» **Objective**
Can you transcribe the data exactly? Leave the pictures out.

» **Dataset rows**

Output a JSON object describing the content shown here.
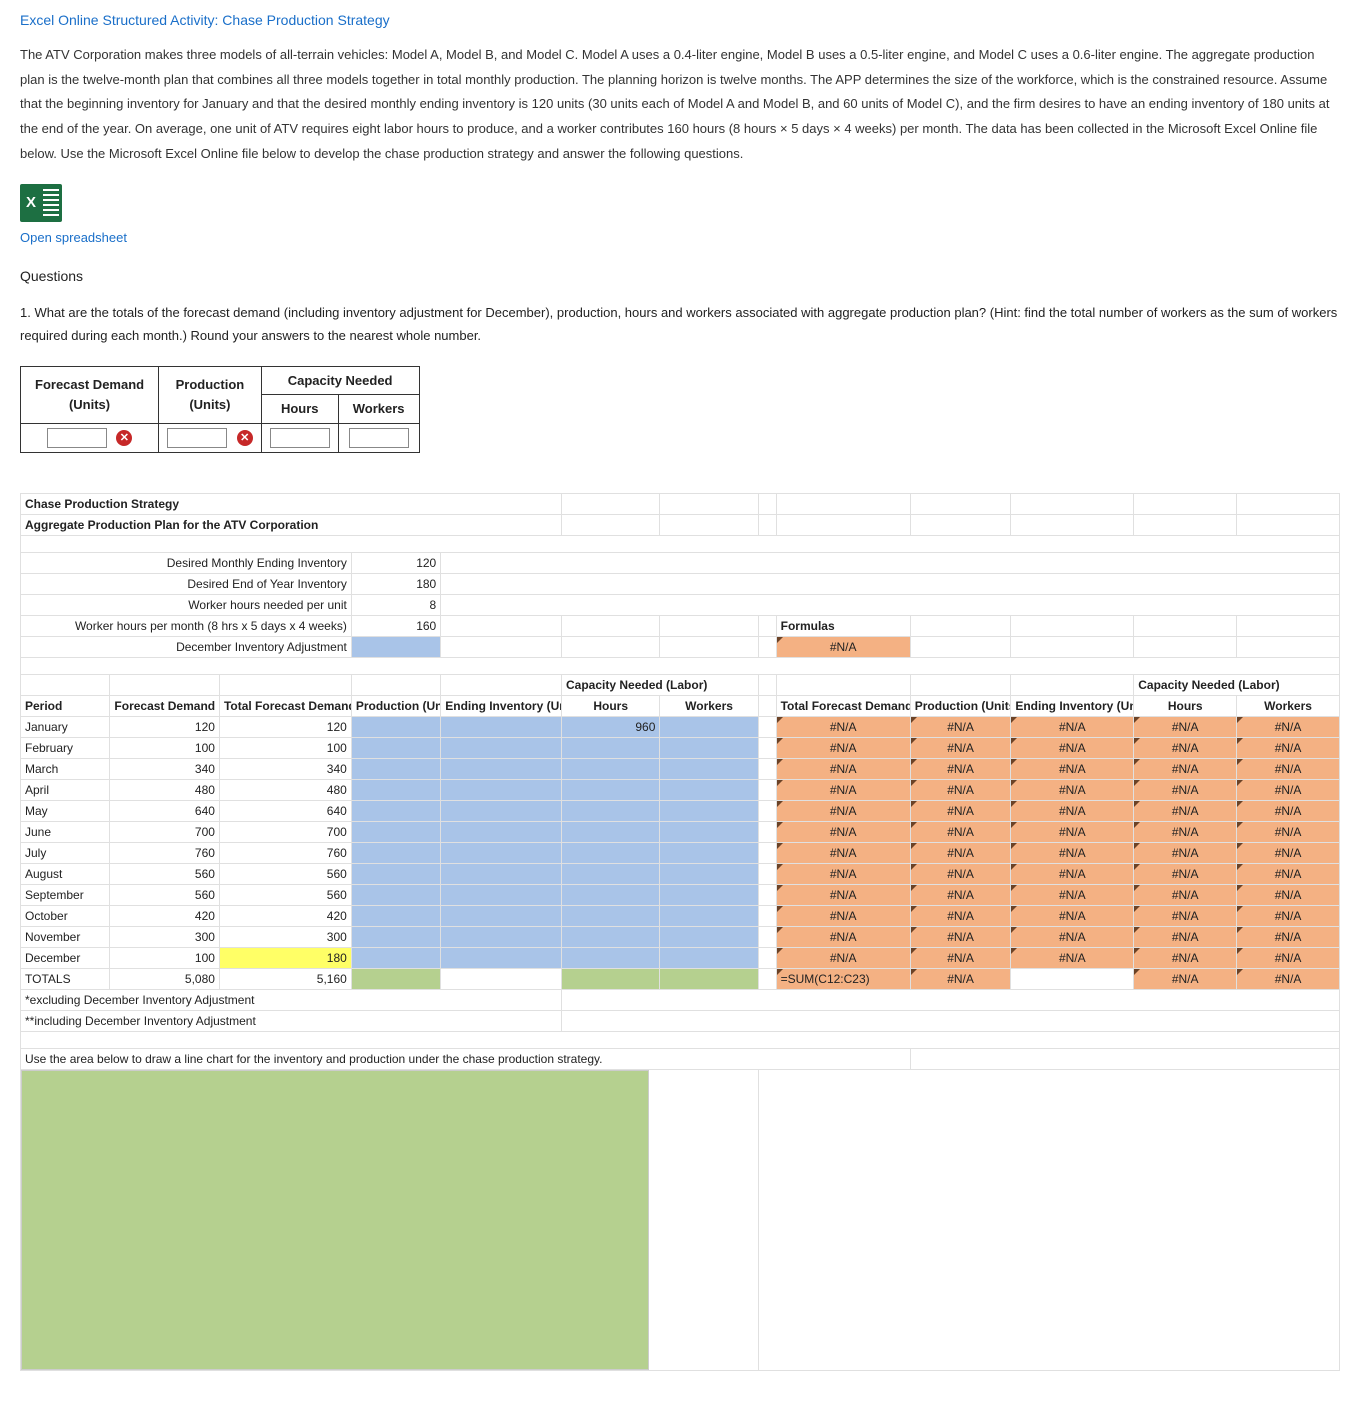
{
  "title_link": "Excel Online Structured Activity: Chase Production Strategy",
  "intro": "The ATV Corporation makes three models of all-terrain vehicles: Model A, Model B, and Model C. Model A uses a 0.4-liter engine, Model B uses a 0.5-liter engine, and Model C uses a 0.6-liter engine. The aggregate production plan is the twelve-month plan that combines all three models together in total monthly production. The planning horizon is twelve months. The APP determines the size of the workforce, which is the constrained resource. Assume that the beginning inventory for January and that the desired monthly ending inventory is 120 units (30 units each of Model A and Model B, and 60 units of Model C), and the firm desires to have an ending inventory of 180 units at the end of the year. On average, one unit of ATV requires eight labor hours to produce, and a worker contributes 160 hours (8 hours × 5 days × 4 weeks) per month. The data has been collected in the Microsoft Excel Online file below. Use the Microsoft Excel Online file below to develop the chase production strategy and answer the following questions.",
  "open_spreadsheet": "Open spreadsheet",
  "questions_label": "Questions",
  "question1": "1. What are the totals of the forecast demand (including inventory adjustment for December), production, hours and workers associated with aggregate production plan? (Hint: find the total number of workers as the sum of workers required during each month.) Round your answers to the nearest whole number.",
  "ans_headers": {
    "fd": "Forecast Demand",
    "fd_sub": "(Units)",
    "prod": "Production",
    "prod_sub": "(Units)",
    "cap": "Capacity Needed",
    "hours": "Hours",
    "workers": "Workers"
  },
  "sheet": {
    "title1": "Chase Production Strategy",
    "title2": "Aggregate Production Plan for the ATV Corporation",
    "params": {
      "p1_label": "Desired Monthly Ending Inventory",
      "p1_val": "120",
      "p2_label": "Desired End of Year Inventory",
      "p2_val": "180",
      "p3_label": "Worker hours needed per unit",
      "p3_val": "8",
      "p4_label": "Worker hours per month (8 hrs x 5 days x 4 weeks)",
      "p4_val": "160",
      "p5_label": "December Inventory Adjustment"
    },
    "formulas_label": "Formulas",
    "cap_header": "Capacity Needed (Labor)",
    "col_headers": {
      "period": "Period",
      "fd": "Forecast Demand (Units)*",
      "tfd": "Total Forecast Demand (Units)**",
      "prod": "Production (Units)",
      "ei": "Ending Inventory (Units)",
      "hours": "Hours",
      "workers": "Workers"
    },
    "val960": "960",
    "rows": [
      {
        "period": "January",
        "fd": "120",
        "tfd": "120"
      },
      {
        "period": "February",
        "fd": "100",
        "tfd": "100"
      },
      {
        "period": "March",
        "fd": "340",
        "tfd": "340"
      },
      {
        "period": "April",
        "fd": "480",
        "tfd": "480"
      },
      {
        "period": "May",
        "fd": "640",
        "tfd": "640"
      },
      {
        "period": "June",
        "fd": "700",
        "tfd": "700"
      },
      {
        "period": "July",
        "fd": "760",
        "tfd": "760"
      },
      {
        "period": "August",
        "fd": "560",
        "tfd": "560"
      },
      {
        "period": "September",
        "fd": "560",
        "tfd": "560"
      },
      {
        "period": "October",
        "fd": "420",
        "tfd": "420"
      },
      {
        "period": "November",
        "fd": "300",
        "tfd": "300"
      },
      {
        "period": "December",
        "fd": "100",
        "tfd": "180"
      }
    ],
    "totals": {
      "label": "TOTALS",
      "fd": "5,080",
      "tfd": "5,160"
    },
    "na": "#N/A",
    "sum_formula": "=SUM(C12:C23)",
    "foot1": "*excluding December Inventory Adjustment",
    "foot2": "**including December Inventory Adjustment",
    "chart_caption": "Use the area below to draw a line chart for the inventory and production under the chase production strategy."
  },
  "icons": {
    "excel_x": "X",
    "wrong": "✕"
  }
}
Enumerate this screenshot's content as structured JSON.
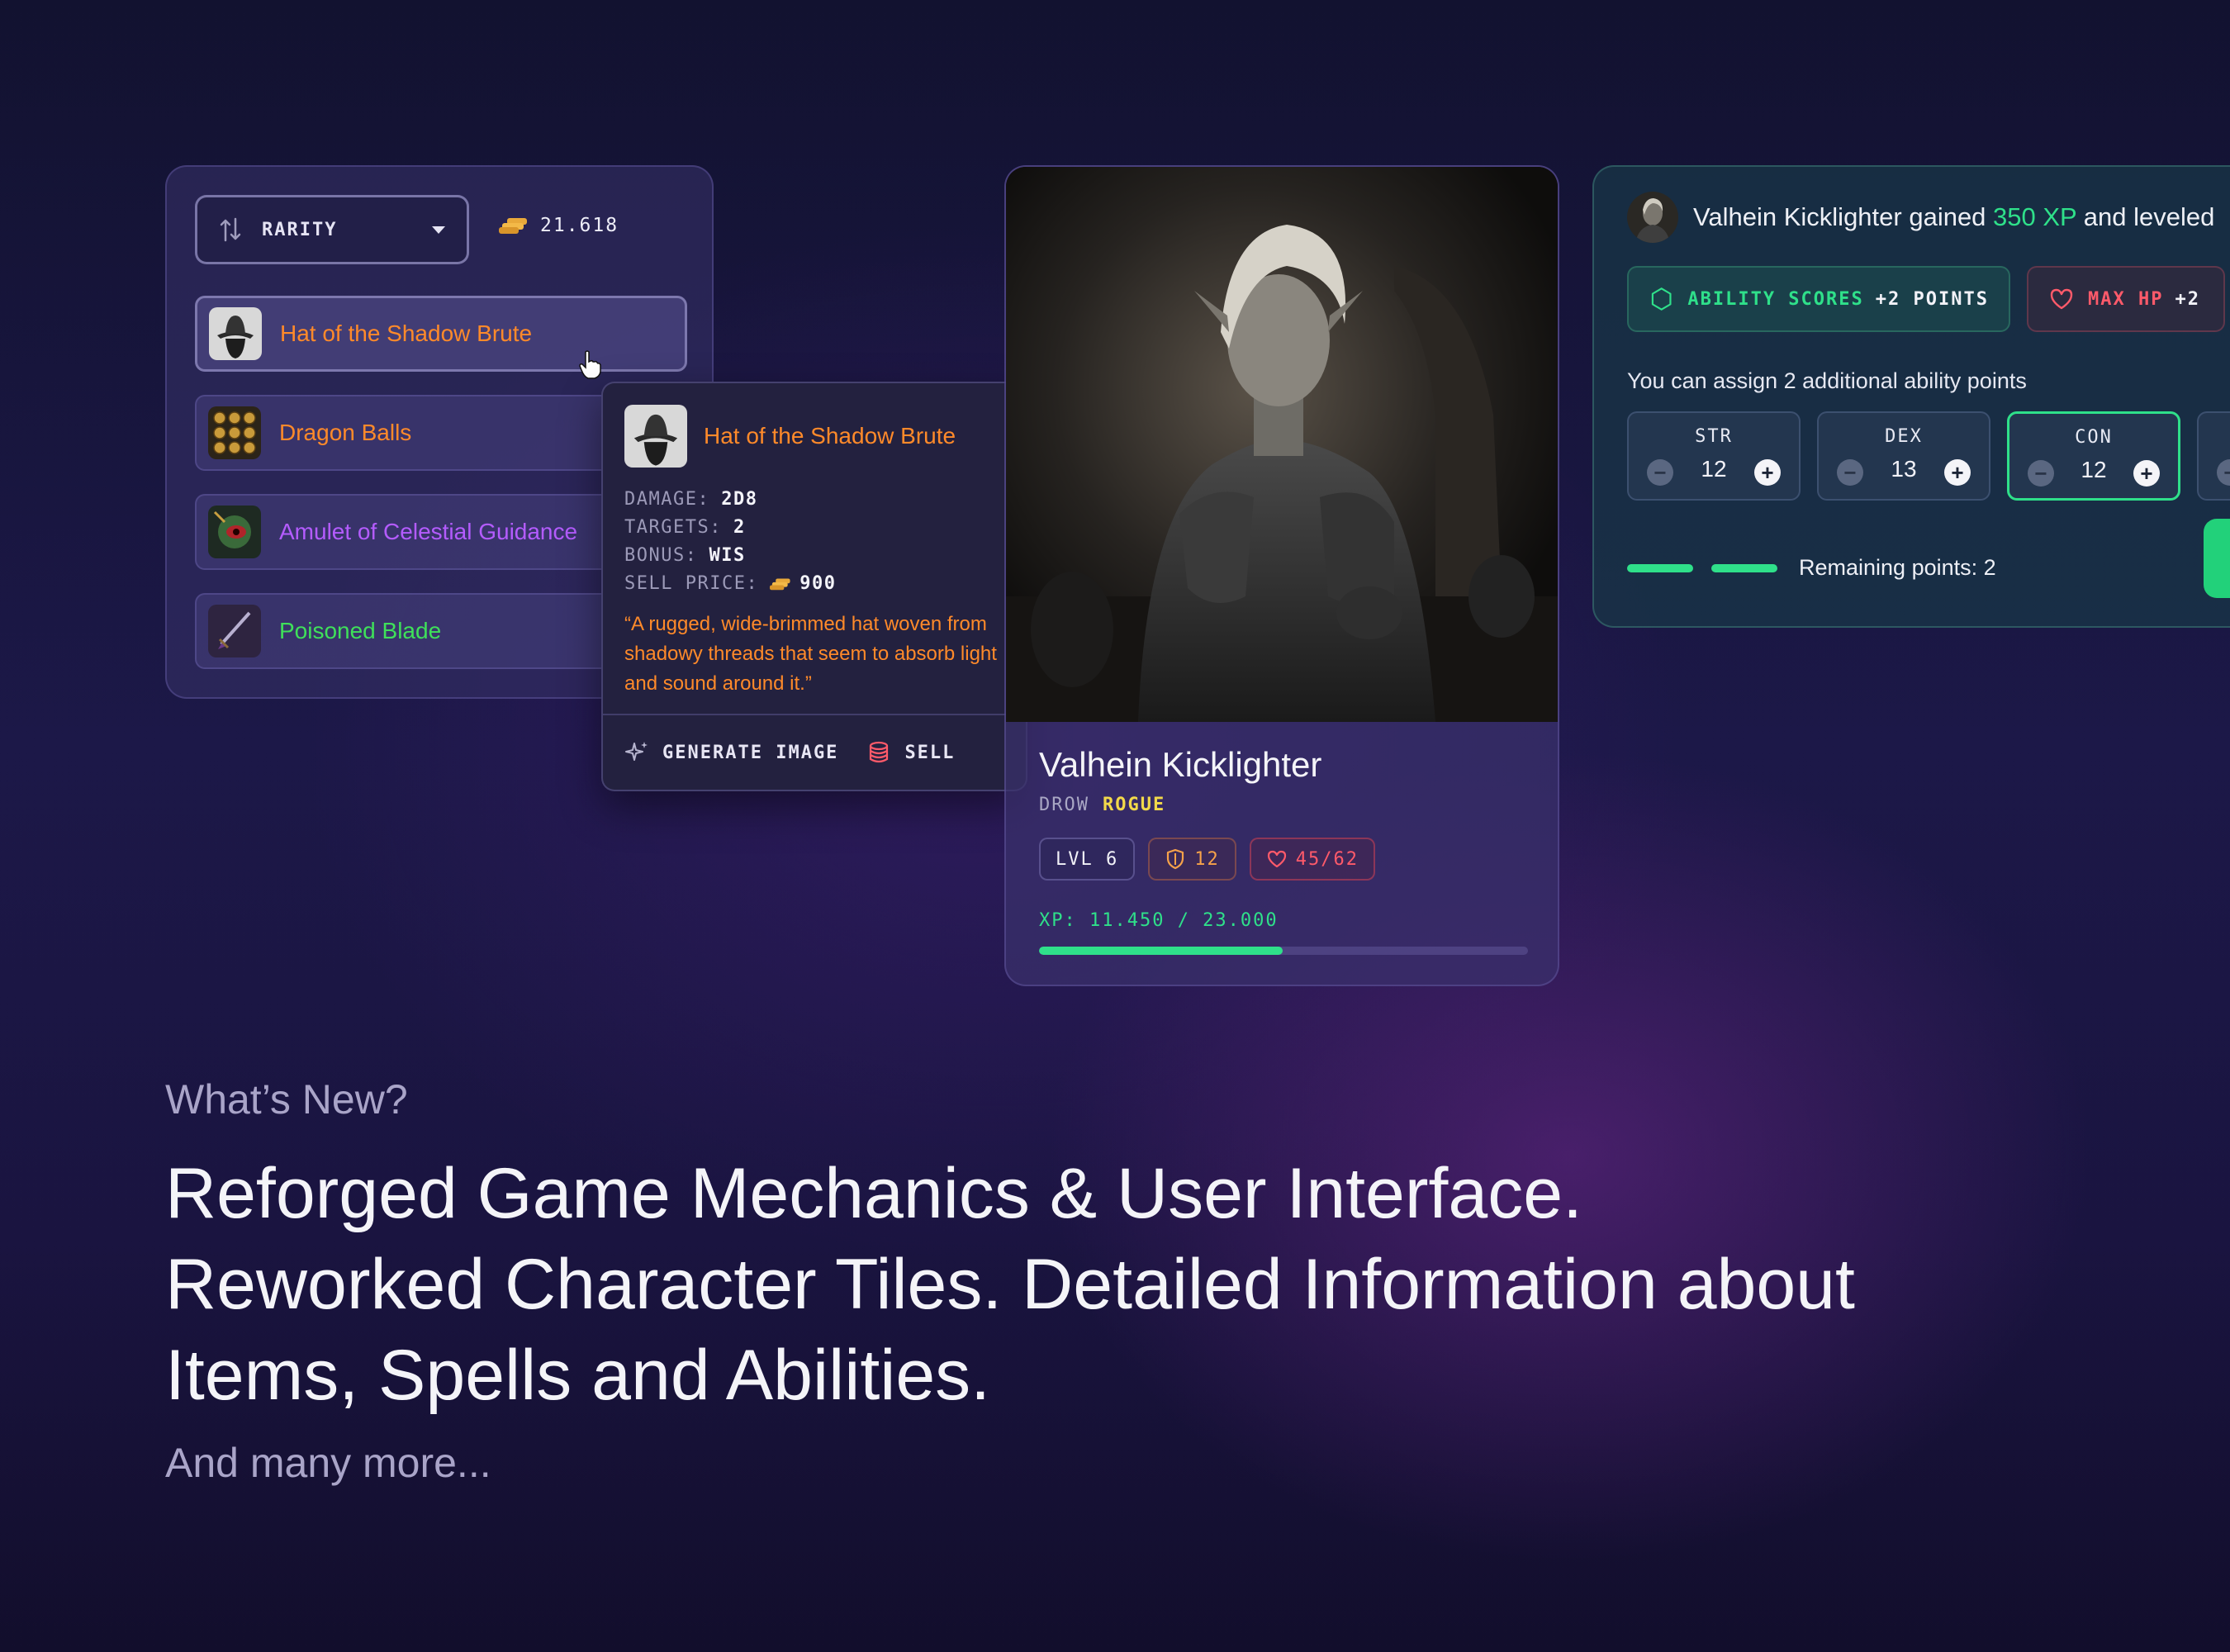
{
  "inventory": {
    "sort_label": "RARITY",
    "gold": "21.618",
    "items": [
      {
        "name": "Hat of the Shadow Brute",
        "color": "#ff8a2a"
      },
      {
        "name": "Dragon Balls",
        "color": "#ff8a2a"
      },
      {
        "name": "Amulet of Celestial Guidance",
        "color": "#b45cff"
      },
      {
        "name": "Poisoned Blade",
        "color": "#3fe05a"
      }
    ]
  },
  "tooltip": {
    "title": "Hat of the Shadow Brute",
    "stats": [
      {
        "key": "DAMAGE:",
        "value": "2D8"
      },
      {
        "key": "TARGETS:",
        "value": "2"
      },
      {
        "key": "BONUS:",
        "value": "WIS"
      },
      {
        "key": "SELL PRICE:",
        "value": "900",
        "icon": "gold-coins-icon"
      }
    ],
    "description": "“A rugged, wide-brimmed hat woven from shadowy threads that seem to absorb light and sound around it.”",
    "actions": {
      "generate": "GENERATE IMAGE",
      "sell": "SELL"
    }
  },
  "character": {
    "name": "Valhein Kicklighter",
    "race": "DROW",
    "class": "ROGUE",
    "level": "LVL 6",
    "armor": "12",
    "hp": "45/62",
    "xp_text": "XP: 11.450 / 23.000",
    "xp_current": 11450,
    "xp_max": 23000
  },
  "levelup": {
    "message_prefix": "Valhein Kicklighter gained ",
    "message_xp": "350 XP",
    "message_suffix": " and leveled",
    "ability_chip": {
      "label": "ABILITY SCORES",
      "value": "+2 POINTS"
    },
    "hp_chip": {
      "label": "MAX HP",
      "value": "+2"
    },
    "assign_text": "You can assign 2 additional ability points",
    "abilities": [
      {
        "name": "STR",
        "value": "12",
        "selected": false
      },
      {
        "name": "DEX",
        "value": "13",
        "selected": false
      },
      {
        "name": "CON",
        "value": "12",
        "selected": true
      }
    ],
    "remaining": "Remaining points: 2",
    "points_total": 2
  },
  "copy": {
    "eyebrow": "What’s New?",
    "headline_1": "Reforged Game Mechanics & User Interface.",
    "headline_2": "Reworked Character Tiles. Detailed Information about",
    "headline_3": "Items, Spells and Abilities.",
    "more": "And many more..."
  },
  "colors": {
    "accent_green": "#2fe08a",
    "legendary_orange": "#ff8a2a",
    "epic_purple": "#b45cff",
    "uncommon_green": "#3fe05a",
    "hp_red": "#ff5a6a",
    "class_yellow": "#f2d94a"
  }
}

» **The answer**
Output a JSON object describing the content shown here.
{
  "title_link": "Excel Online Structured Activity: Chase Production Strategy",
  "intro": "The ATV Corporation makes three models of all-terrain vehicles: Model A, Model B, and Model C. Model A uses a 0.4-liter engine, Model B uses a 0.5-liter engine, and Model C uses a 0.6-liter engine. The aggregate production plan is the twelve-month plan that combines all three models together in total monthly production. The planning horizon is twelve months. The APP determines the size of the workforce, which is the constrained resource. Assume that the beginning inventory for January and that the desired monthly ending inventory is 120 units (30 units each of Model A and Model B, and 60 units of Model C), and the firm desires to have an ending inventory of 180 units at the end of the year. On average, one unit of ATV requires eight labor hours to produce, and a worker contributes 160 hours (8 hours × 5 days × 4 weeks) per month. The data has been collected in the Microsoft Excel Online file below. Use the Microsoft Excel Online file below to develop the chase production strategy and answer the following questions.",
  "open_spreadsheet": "Open spreadsheet",
  "questions_label": "Questions",
  "question1": "1. What are the totals of the forecast demand (including inventory adjustment for December), production, hours and workers associated with aggregate production plan? (Hint: find the total number of workers as the sum of workers required during each month.) Round your answers to the nearest whole number.",
  "ans_headers": {
    "fd": "Forecast Demand",
    "fd_sub": "(Units)",
    "prod": "Production",
    "prod_sub": "(Units)",
    "cap": "Capacity Needed",
    "hours": "Hours",
    "workers": "Workers"
  },
  "sheet": {
    "title1": "Chase Production Strategy",
    "title2": "Aggregate Production Plan for the ATV Corporation",
    "params": {
      "p1_label": "Desired Monthly Ending Inventory",
      "p1_val": "120",
      "p2_label": "Desired End of Year Inventory",
      "p2_val": "180",
      "p3_label": "Worker hours needed per unit",
      "p3_val": "8",
      "p4_label": "Worker hours per month (8 hrs x 5 days x 4 weeks)",
      "p4_val": "160",
      "p5_label": "December Inventory Adjustment"
    },
    "formulas_label": "Formulas",
    "cap_header": "Capacity Needed (Labor)",
    "col_headers": {
      "period": "Period",
      "fd": "Forecast Demand (Units)*",
      "tfd": "Total Forecast Demand (Units)**",
      "prod": "Production (Units)",
      "ei": "Ending Inventory (Units)",
      "hours": "Hours",
      "workers": "Workers"
    },
    "val960": "960",
    "rows": [
      {
        "period": "January",
        "fd": "120",
        "tfd": "120"
      },
      {
        "period": "February",
        "fd": "100",
        "tfd": "100"
      },
      {
        "period": "March",
        "fd": "340",
        "tfd": "340"
      },
      {
        "period": "April",
        "fd": "480",
        "tfd": "480"
      },
      {
        "period": "May",
        "fd": "640",
        "tfd": "640"
      },
      {
        "period": "June",
        "fd": "700",
        "tfd": "700"
      },
      {
        "period": "July",
        "fd": "760",
        "tfd": "760"
      },
      {
        "period": "August",
        "fd": "560",
        "tfd": "560"
      },
      {
        "period": "September",
        "fd": "560",
        "tfd": "560"
      },
      {
        "period": "October",
        "fd": "420",
        "tfd": "420"
      },
      {
        "period": "November",
        "fd": "300",
        "tfd": "300"
      },
      {
        "period": "December",
        "fd": "100",
        "tfd": "180"
      }
    ],
    "totals": {
      "label": "TOTALS",
      "fd": "5,080",
      "tfd": "5,160"
    },
    "na": "#N/A",
    "sum_formula": "=SUM(C12:C23)",
    "foot1": "*excluding December Inventory Adjustment",
    "foot2": "**including December Inventory Adjustment",
    "chart_caption": "Use the area below to draw a line chart for the inventory and production under the chase production strategy."
  },
  "icons": {
    "excel_x": "X",
    "wrong": "✕"
  }
}
Enumerate this screenshot's content as structured JSON.
{
  "inventory": {
    "sort_label": "RARITY",
    "gold": "21.618",
    "items": [
      {
        "name": "Hat of the Shadow Brute",
        "color": "#ff8a2a"
      },
      {
        "name": "Dragon Balls",
        "color": "#ff8a2a"
      },
      {
        "name": "Amulet of Celestial Guidance",
        "color": "#b45cff"
      },
      {
        "name": "Poisoned Blade",
        "color": "#3fe05a"
      }
    ]
  },
  "tooltip": {
    "title": "Hat of the Shadow Brute",
    "stats": [
      {
        "key": "DAMAGE:",
        "value": "2D8"
      },
      {
        "key": "TARGETS:",
        "value": "2"
      },
      {
        "key": "BONUS:",
        "value": "WIS"
      },
      {
        "key": "SELL PRICE:",
        "value": "900",
        "icon": "gold-coins-icon"
      }
    ],
    "description": "“A rugged, wide-brimmed hat woven from shadowy threads that seem to absorb light and sound around it.”",
    "actions": {
      "generate": "GENERATE IMAGE",
      "sell": "SELL"
    }
  },
  "character": {
    "name": "Valhein Kicklighter",
    "race": "DROW",
    "class": "ROGUE",
    "level": "LVL 6",
    "armor": "12",
    "hp": "45/62",
    "xp_text": "XP: 11.450 / 23.000",
    "xp_current": 11450,
    "xp_max": 23000
  },
  "levelup": {
    "message_prefix": "Valhein Kicklighter gained ",
    "message_xp": "350 XP",
    "message_suffix": " and leveled",
    "ability_chip": {
      "label": "ABILITY SCORES",
      "value": "+2 POINTS"
    },
    "hp_chip": {
      "label": "MAX HP",
      "value": "+2"
    },
    "assign_text": "You can assign 2 additional ability points",
    "abilities": [
      {
        "name": "STR",
        "value": "12",
        "selected": false
      },
      {
        "name": "DEX",
        "value": "13",
        "selected": false
      },
      {
        "name": "CON",
        "value": "12",
        "selected": true
      }
    ],
    "remaining": "Remaining points: 2",
    "points_total": 2
  },
  "copy": {
    "eyebrow": "What’s New?",
    "headline_1": "Reforged Game Mechanics & User Interface.",
    "headline_2": "Reworked Character Tiles. Detailed Information about",
    "headline_3": "Items, Spells and Abilities.",
    "more": "And many more..."
  },
  "colors": {
    "accent_green": "#2fe08a",
    "legendary_orange": "#ff8a2a",
    "epic_purple": "#b45cff",
    "uncommon_green": "#3fe05a",
    "hp_red": "#ff5a6a",
    "class_yellow": "#f2d94a"
  }
}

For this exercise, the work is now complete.